START Selected extract
In contrast, tension-clamp CBB is based on simple physicochemical principles, and rapid changes in leaflet tension are immediately equilibrated compared to the above systems. Real-time feedback control has never been considered in tension control experiments. Among others, distinct tension control in each leaflet is a specific feature of the tension-clamp CBB, which has never been attained. One limitation of the system is the fragile objectives of mechanical control, which are especially prominent at very low tension. Below 0.8 mN·m^–1, stable maintenance of bubbles is challenging, which could, however, be overcome in future studies.

Conclusions

While the CBB is an open system regarding chemical equilibrium, it is a straightforward mechanical system driven by bubble pressure manipulations. In contrast, the bilayer tension is governed by the force balance between monolayers and leaflets (Young principle) and is not directly driven by the bubble pressure. Separate manipulation of each bubble drives monolayer tension directly, leading to leaflet tension control via feedback control, which is integrated into controlled bilayer tension and constituting the tension-clamp system. The tension-clamp CBB has an impact on mechanobiology studies, as does the impact of the voltage-clamp introduced into electrophysiology. The tension-clamp CBB extends the frontier for quantitative mechanobiology by characterizing the biophysical properties of membranes and mechanosensitive channels.
END Selected extract
- [Tasks to complete]:
a) Translate this sentence from the passage on the tension-clamp CBB into Spanish: "Real-time feedback control has never been considered in tension control experiments."
b) Please list each distinct hyphenated word that appears in the passage on the tension-clamp CBB.
c) Continue the passage on the tension-clamp CBB from where it stops.
The lines that come after this are separate material and are not part of the passage on the tension-clamp CBB.
START Material supplied
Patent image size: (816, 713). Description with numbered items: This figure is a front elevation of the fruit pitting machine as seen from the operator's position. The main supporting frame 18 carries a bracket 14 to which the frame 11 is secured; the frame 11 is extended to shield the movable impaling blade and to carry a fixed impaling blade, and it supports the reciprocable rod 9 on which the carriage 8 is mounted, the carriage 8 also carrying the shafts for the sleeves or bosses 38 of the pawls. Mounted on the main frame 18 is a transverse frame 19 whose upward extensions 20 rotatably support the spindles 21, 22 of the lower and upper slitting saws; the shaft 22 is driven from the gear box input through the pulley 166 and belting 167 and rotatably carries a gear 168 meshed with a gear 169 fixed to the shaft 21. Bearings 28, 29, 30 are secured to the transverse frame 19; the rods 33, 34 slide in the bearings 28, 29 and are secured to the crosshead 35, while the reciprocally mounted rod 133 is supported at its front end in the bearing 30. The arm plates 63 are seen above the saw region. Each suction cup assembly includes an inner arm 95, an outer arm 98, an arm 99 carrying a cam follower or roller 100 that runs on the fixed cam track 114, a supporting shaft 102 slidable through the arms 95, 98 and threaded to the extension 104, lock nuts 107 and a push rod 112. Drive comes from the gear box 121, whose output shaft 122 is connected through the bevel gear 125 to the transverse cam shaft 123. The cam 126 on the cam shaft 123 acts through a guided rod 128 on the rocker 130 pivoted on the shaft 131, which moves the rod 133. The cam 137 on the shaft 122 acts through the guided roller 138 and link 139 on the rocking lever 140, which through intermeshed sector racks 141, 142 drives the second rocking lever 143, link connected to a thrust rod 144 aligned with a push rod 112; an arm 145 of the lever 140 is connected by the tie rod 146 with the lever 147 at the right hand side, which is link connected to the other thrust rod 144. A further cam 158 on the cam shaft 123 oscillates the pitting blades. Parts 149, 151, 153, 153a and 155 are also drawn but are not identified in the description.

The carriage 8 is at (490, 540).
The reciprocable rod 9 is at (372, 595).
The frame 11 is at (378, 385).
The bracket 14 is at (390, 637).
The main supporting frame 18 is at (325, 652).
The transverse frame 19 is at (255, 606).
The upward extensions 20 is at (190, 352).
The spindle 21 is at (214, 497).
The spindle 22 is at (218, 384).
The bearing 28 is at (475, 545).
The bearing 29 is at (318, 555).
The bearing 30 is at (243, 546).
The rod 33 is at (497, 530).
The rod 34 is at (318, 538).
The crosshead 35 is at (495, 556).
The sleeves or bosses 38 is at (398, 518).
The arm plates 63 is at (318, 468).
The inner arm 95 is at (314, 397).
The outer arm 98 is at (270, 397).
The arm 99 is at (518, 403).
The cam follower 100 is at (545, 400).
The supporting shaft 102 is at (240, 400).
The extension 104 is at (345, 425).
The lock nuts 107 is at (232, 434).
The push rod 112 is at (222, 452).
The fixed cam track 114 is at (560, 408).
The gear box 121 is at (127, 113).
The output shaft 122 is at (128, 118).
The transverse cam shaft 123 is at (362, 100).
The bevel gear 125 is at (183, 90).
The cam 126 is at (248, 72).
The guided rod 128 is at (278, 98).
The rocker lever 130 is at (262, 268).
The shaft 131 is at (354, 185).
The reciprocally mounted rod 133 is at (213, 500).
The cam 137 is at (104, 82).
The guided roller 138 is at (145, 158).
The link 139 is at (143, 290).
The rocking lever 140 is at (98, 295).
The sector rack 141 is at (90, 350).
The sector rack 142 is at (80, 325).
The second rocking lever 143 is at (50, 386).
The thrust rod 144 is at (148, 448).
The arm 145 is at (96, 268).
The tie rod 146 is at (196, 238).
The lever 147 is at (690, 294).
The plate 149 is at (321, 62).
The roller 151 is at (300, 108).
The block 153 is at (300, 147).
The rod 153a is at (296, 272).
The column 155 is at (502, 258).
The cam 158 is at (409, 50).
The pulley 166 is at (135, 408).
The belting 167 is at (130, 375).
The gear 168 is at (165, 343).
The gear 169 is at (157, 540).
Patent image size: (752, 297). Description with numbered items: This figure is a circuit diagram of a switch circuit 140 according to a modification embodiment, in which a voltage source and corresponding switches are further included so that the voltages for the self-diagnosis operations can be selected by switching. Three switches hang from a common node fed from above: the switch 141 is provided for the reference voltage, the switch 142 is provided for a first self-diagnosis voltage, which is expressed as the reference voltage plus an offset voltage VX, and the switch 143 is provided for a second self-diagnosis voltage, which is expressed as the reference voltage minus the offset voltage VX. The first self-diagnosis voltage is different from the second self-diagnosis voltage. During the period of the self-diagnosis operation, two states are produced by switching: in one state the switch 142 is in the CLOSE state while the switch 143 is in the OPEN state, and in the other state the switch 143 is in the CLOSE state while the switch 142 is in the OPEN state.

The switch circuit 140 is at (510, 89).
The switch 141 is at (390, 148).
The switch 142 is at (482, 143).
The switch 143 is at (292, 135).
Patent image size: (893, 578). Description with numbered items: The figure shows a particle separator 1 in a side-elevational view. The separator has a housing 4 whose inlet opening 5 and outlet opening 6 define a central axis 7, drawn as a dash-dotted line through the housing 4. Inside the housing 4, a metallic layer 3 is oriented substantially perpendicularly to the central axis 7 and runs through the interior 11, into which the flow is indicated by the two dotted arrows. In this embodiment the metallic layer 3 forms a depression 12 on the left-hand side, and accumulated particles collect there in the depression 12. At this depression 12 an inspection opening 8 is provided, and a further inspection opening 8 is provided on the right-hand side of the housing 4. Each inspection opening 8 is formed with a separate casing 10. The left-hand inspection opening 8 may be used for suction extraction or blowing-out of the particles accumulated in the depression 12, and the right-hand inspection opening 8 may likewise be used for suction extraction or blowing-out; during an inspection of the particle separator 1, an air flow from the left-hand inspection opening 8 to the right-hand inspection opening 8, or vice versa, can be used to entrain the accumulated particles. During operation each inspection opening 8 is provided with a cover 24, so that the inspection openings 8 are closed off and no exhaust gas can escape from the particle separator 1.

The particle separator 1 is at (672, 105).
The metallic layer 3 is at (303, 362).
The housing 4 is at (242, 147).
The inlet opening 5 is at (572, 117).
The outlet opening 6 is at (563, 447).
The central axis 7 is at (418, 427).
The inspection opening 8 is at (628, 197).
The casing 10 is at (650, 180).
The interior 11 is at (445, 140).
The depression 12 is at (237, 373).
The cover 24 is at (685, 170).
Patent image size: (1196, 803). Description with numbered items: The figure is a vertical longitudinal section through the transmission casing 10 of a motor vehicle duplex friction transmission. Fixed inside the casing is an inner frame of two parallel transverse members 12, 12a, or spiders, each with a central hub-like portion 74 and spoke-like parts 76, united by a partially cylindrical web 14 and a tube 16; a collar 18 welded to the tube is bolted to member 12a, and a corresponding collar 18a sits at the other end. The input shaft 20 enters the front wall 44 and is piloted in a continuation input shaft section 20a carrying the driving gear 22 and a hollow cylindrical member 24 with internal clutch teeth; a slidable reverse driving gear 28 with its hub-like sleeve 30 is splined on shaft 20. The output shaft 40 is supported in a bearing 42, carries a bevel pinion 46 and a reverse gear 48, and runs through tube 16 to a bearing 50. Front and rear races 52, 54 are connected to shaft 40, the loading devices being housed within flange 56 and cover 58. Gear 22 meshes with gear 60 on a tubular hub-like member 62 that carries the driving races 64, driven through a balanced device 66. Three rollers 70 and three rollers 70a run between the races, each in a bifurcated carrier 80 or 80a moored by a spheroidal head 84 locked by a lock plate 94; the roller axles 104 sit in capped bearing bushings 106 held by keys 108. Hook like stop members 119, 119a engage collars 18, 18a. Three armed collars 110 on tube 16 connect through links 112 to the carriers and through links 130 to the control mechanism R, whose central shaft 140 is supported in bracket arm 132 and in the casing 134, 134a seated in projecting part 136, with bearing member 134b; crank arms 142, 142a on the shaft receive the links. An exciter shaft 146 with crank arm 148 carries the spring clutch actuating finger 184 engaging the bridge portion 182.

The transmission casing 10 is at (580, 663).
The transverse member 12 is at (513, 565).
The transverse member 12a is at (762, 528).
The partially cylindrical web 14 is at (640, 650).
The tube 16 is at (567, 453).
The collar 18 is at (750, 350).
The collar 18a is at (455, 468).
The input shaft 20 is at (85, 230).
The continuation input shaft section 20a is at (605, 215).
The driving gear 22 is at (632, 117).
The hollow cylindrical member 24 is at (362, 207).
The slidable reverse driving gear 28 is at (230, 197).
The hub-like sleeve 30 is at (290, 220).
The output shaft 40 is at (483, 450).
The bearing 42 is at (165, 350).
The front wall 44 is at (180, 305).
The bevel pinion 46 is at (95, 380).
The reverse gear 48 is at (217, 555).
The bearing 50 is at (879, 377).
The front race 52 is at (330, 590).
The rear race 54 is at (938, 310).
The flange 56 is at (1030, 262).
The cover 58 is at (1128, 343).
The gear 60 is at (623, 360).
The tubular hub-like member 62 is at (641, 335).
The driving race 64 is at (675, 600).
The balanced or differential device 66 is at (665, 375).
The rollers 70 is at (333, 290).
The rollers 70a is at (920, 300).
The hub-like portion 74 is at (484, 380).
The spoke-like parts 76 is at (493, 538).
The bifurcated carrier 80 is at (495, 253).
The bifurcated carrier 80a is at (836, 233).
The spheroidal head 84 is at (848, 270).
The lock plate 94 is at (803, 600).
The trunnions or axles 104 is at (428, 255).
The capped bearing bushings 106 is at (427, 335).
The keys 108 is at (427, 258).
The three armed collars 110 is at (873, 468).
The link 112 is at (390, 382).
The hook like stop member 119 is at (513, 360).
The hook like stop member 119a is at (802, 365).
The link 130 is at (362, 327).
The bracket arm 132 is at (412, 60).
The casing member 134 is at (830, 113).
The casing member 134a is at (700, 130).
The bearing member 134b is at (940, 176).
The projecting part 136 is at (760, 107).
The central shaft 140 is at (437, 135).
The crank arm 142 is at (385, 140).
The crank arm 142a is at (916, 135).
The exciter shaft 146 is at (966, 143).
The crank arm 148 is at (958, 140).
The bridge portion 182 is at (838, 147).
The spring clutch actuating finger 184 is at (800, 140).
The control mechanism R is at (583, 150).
END Material supplied
- [Outputs for the tasks]:
a) El control por retroalimentación en tiempo real nunca se ha considerado en los experimentos de control de la tensión.

b)
tension-clamp
Real-time
voltage-clamp

c)
Methods

Building the tension-clamp CBB system requires a solid understanding of the physicochemical principles and mechanical operations of the CBB.⁵⁰ Thus, we begin by examining these principles.

Principles of the CBB System

We first describe the CBB system, including the formation processes, which help us understand the underlying physicochemical and mechanical principles. The CBB is formed using the following process.^46,47,52 Electrolyte bubbles are blown into an organic solvent, typically hexadecane, from a fine glass pipet with a tip diameter of 30 μm (Figure 1). Phospholipids, dispersed as liposomes in the pipet solution, spontaneously migrate to the surface of the newly formed bubble, creating a lipid monolayer. The bubble size (30–50 μm in radius) is maintained by fine-tuning the bubble pressure using a pneumatic injector connected to the pipet. This pressure line is equipped with a precise gauge that measures bubble pressure below 1000 Pa. Each bubble is physically bound to a supporting pipet, and two bubbles interact mechanically via the bilayer because two membrane leaflets adhere to each other. The bubbles push and pull upon mechanical changes in the bubbles. These mechanical stresses can be relieved by adjusting the pipet distance.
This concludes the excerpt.